=== THE INPUT ===

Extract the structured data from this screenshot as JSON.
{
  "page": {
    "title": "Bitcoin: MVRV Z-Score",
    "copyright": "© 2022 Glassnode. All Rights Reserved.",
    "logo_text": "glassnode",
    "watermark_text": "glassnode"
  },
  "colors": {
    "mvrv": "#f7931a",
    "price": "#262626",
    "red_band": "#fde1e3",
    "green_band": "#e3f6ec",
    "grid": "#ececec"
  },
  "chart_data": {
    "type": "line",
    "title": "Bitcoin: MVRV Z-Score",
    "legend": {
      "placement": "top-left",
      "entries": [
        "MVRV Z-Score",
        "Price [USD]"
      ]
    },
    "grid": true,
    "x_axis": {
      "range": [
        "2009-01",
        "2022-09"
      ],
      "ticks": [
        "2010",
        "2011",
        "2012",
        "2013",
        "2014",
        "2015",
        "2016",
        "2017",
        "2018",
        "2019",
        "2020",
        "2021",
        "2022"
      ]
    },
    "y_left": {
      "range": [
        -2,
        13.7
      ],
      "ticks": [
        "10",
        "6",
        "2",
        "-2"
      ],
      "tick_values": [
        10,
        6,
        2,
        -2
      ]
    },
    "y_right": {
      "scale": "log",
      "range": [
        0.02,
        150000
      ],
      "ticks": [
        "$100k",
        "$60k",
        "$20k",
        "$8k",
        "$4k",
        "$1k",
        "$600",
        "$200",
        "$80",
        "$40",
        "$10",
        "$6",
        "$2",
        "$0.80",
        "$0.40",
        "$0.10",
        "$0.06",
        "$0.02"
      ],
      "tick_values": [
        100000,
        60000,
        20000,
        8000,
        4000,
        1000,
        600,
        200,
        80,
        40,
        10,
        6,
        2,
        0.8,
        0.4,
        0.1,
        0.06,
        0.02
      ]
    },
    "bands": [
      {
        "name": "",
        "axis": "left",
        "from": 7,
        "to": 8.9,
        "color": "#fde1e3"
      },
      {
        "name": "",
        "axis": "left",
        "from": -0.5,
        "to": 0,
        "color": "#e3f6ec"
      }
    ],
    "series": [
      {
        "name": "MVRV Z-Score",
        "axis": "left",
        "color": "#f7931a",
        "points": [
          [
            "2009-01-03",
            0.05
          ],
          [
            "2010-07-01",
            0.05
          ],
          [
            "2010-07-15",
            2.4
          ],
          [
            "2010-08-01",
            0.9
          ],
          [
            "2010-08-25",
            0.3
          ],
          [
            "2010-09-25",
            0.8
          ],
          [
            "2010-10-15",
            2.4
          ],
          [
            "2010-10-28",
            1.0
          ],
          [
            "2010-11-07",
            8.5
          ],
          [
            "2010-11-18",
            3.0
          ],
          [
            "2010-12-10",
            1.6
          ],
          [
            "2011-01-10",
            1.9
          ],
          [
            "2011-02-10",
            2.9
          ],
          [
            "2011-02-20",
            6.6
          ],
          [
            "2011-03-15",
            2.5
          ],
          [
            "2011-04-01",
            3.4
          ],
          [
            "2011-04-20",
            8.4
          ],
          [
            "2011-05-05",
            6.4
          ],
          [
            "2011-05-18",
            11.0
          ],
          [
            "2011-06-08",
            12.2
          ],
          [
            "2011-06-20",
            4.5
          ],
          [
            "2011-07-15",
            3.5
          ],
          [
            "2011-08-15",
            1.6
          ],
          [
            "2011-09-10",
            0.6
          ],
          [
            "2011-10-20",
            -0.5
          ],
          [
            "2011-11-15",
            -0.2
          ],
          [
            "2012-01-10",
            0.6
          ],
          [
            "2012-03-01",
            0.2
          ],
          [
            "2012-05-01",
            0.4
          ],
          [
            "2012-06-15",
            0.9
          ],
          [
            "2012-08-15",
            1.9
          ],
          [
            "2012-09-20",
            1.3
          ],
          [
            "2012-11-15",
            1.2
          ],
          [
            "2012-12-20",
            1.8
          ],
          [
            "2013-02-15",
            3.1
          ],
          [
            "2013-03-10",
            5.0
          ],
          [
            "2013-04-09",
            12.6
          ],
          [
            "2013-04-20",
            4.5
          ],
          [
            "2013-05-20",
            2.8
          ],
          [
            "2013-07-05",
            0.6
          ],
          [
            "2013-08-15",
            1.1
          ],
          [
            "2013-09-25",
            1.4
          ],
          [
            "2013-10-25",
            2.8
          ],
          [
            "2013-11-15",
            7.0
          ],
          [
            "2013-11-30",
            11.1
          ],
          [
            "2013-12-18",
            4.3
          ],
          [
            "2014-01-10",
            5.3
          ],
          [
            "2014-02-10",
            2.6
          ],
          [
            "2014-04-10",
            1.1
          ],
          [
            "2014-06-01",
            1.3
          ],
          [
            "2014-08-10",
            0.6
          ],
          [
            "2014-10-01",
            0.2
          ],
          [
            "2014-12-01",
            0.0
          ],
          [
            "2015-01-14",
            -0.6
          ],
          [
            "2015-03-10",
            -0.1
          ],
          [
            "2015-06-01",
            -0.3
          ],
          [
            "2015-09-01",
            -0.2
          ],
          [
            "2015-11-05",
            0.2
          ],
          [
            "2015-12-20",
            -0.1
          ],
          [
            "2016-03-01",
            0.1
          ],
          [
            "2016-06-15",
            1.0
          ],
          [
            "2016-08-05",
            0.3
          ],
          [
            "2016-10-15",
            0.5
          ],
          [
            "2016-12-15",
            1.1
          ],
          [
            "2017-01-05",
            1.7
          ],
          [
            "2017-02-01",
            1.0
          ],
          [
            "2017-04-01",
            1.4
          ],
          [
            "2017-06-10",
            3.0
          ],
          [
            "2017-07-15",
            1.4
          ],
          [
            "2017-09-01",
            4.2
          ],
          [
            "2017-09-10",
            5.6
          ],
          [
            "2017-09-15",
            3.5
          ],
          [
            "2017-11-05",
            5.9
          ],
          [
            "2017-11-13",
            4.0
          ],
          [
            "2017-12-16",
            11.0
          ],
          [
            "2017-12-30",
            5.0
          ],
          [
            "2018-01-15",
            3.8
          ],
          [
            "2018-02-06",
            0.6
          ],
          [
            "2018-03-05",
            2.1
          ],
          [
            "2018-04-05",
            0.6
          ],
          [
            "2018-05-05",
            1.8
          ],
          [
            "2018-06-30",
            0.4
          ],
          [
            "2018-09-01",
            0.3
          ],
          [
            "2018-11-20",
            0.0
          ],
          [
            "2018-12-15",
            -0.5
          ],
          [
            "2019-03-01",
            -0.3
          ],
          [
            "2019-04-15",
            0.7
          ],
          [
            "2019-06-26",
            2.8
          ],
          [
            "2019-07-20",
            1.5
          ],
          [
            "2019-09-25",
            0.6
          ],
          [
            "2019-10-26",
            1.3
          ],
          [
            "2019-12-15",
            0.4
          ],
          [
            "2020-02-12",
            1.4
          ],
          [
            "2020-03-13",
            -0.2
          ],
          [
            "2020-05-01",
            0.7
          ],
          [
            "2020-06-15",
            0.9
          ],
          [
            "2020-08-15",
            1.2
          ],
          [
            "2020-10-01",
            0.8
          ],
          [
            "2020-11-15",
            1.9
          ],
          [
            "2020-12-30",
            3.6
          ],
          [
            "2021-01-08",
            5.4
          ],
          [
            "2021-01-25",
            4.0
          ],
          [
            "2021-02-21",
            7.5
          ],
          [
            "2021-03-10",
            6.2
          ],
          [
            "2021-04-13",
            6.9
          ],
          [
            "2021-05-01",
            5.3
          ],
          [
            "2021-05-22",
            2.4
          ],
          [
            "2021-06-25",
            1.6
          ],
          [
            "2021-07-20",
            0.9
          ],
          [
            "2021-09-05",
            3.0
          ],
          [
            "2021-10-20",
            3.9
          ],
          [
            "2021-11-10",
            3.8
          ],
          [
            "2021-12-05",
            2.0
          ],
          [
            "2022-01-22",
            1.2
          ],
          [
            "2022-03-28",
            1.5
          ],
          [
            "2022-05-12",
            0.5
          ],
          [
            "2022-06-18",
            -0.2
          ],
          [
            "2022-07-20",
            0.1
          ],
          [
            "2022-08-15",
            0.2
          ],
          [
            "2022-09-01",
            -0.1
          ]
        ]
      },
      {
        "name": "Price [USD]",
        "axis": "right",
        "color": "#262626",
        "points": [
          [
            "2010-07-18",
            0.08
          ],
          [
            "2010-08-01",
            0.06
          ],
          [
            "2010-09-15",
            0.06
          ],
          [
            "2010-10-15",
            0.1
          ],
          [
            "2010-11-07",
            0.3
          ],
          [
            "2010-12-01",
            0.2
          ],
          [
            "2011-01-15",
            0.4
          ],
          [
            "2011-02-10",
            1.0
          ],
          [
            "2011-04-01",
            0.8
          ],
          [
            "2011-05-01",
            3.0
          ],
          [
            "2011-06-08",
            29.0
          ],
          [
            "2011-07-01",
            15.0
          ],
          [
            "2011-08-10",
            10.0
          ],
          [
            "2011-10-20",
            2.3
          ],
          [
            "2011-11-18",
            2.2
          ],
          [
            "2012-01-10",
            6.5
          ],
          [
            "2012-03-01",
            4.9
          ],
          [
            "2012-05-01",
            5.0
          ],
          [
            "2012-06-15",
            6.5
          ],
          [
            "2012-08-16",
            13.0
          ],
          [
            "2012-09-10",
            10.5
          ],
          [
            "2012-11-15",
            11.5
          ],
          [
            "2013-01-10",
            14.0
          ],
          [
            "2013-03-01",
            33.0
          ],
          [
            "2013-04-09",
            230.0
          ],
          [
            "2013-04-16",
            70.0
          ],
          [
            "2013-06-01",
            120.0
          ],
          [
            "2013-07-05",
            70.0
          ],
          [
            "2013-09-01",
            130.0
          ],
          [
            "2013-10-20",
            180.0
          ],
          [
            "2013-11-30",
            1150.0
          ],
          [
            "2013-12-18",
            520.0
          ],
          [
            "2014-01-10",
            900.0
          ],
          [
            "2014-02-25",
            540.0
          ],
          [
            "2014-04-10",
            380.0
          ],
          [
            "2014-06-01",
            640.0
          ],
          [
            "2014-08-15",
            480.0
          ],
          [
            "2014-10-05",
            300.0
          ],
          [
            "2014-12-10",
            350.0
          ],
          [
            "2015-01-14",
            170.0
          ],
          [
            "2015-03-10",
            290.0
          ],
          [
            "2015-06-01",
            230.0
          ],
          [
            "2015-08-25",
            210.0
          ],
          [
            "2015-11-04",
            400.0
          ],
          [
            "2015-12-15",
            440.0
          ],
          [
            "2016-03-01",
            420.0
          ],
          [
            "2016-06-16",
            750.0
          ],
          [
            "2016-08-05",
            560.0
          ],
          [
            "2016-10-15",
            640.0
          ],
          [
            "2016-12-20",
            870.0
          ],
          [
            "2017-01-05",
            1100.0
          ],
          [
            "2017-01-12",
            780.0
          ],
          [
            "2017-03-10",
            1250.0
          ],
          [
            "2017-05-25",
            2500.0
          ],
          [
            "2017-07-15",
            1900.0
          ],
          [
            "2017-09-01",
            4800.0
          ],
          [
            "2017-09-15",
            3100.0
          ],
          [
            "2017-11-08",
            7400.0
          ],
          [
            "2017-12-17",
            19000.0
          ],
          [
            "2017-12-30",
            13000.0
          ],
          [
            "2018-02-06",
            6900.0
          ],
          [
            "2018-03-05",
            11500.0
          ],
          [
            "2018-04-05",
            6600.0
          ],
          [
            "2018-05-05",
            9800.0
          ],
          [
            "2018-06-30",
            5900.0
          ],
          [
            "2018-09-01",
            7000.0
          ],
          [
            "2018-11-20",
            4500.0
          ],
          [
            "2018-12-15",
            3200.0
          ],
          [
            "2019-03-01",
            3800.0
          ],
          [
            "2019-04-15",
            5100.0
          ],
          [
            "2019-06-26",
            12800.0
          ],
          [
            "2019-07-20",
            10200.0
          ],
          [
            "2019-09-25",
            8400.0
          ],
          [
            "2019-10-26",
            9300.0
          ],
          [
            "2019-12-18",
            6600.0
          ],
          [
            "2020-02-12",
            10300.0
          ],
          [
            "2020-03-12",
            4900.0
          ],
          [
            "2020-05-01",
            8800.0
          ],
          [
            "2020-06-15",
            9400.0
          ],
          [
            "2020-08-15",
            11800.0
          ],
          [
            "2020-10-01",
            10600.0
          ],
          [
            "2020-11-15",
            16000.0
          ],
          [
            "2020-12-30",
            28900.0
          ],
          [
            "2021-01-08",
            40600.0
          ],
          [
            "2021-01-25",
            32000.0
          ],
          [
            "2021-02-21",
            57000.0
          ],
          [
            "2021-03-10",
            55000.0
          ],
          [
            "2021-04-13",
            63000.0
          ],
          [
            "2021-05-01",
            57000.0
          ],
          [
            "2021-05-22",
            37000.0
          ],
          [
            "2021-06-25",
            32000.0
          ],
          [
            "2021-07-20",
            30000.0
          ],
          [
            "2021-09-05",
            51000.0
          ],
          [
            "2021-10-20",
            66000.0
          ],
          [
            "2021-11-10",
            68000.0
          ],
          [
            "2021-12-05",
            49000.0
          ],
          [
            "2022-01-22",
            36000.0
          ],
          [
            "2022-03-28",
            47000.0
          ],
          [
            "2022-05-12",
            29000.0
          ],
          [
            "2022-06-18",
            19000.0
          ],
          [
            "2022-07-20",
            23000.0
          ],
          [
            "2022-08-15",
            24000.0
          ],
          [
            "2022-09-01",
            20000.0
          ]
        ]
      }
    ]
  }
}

===

● GIVEN EXERCISE
Among the records above, how many lines carry the string "from"? Reply with the number alone.

● WRITTEN ANSWER
3